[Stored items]

§ §

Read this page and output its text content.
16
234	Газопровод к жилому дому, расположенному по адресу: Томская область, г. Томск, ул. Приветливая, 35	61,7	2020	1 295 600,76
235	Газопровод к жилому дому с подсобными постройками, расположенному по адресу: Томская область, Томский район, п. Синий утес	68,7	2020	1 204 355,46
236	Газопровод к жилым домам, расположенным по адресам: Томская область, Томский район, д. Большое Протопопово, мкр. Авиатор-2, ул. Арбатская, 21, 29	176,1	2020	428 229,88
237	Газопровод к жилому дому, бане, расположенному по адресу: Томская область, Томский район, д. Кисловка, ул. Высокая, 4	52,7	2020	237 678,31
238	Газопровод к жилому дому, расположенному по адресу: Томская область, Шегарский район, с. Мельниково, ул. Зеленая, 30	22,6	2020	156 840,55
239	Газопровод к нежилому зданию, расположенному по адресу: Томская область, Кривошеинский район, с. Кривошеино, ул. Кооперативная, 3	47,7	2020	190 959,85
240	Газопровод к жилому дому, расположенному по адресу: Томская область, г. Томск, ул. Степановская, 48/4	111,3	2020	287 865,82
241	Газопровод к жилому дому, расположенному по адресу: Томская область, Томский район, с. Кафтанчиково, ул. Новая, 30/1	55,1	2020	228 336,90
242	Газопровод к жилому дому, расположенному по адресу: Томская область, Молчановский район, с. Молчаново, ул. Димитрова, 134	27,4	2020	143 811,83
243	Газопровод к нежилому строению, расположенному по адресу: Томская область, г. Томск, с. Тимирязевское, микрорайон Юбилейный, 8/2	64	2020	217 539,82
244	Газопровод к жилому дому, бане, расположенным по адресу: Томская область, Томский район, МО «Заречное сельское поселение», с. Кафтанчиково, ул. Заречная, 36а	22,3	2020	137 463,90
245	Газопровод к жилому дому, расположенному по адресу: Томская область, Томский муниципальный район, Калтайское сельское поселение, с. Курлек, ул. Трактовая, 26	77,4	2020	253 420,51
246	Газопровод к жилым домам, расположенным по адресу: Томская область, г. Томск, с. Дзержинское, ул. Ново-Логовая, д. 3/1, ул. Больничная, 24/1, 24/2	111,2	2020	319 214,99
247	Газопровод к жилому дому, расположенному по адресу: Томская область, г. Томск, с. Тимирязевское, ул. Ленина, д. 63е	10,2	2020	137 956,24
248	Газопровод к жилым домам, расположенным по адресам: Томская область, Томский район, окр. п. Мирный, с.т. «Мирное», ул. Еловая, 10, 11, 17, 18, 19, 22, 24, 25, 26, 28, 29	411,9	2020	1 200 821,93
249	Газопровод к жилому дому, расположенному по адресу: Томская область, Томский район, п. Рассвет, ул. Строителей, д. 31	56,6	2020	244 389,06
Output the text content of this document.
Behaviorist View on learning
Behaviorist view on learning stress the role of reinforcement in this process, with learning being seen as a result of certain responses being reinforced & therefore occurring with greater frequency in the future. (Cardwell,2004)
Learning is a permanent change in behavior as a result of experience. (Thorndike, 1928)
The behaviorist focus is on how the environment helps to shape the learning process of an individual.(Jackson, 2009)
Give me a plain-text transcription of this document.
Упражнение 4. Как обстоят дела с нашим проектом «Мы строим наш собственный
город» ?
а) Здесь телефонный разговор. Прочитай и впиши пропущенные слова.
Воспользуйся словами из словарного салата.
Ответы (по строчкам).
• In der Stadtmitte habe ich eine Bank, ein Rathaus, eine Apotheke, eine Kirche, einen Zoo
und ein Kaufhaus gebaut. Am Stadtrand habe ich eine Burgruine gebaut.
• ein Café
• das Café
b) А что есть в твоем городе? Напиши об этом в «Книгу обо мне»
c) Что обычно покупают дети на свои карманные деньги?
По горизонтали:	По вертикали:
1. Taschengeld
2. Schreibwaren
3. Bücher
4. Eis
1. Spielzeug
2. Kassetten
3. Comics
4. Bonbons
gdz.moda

§ §

Exercise task:
Restate each of the entries above verbatim.

Exercise result:
Read this page and output its text content.
16
234	Газопровод к жилому дому, расположенному по адресу: Томская область, г. Томск, ул. Приветливая, 35	61,7	2020	1 295 600,76
235	Газопровод к жилому дому с подсобными постройками, расположенному по адресу: Томская область, Томский район, п. Синий утес	68,7	2020	1 204 355,46
236	Газопровод к жилым домам, расположенным по адресам: Томская область, Томский район, д. Большое Протопопово, мкр. Авиатор-2, ул. Арбатская, 21, 29	176,1	2020	428 229,88
237	Газопровод к жилому дому, бане, расположенному по адресу: Томская область, Томский район, д. Кисловка, ул. Высокая, 4	52,7	2020	237 678,31
238	Газопровод к жилому дому, расположенному по адресу: Томская область, Шегарский район, с. Мельниково, ул. Зеленая, 30	22,6	2020	156 840,55
239	Газопровод к нежилому зданию, расположенному по адресу: Томская область, Кривошеинский район, с. Кривошеино, ул. Кооперативная, 3	47,7	2020	190 959,85
240	Газопровод к жилому дому, расположенному по адресу: Томская область, г. Томск, ул. Степановская, 48/4	111,3	2020	287 865,82
241	Газопровод к жилому дому, расположенному по адресу: Томская область, Томский район, с. Кафтанчиково, ул. Новая, 30/1	55,1	2020	228 336,90
242	Газопровод к жилому дому, расположенному по адресу: Томская область, Молчановский район, с. Молчаново, ул. Димитрова, 134	27,4	2020	143 811,83
243	Газопровод к нежилому строению, расположенному по адресу: Томская область, г. Томск, с. Тимирязевское, микрорайон Юбилейный, 8/2	64	2020	217 539,82
244	Газопровод к жилому дому, бане, расположенным по адресу: Томская область, Томский район, МО «Заречное сельское поселение», с. Кафтанчиково, ул. Заречная, 36а	22,3	2020	137 463,90
245	Газопровод к жилому дому, расположенному по адресу: Томская область, Томский муниципальный район, Калтайское сельское поселение, с. Курлек, ул. Трактовая, 26	77,4	2020	253 420,51
246	Газопровод к жилым домам, расположенным по адресу: Томская область, г. Томск, с. Дзержинское, ул. Ново-Логовая, д. 3/1, ул. Больничная, 24/1, 24/2	111,2	2020	319 214,99
247	Газопровод к жилому дому, расположенному по адресу: Томская область, г. Томск, с. Тимирязевское, ул. Ленина, д. 63е	10,2	2020	137 956,24
248	Газопровод к жилым домам, расположенным по адресам: Томская область, Томский район, окр. п. Мирный, с.т. «Мирное», ул. Еловая, 10, 11, 17, 18, 19, 22, 24, 25, 26, 28, 29	411,9	2020	1 200 821,93
249	Газопровод к жилому дому, расположенному по адресу: Томская область, Томский район, п. Рассвет, ул. Строителей, д. 31	56,6	2020	244 389,06
Output the text content of this document.
Behaviorist View on learning
Behaviorist view on learning stress the role of reinforcement in this process, with learning being seen as a result of certain responses being reinforced & therefore occurring with greater frequency in the future. (Cardwell,2004)
Learning is a permanent change in behavior as a result of experience. (Thorndike, 1928)
The behaviorist focus is on how the environment helps to shape the learning process of an individual.(Jackson, 2009)
Give me a plain-text transcription of this document.
Упражнение 4. Как обстоят дела с нашим проектом «Мы строим наш собственный
город» ?
а) Здесь телефонный разговор. Прочитай и впиши пропущенные слова.
Воспользуйся словами из словарного салата.
Ответы (по строчкам).
• In der Stadtmitte habe ich eine Bank, ein Rathaus, eine Apotheke, eine Kirche, einen Zoo
und ein Kaufhaus gebaut. Am Stadtrand habe ich eine Burgruine gebaut.
• ein Café
• das Café
b) А что есть в твоем городе? Напиши об этом в «Книгу обо мне»
c) Что обычно покупают дети на свои карманные деньги?
По горизонтали:	По вертикали:
1. Taschengeld
2. Schreibwaren
3. Bücher
4. Eis
1. Spielzeug
2. Kassetten
3. Comics
4. Bonbons
gdz.moda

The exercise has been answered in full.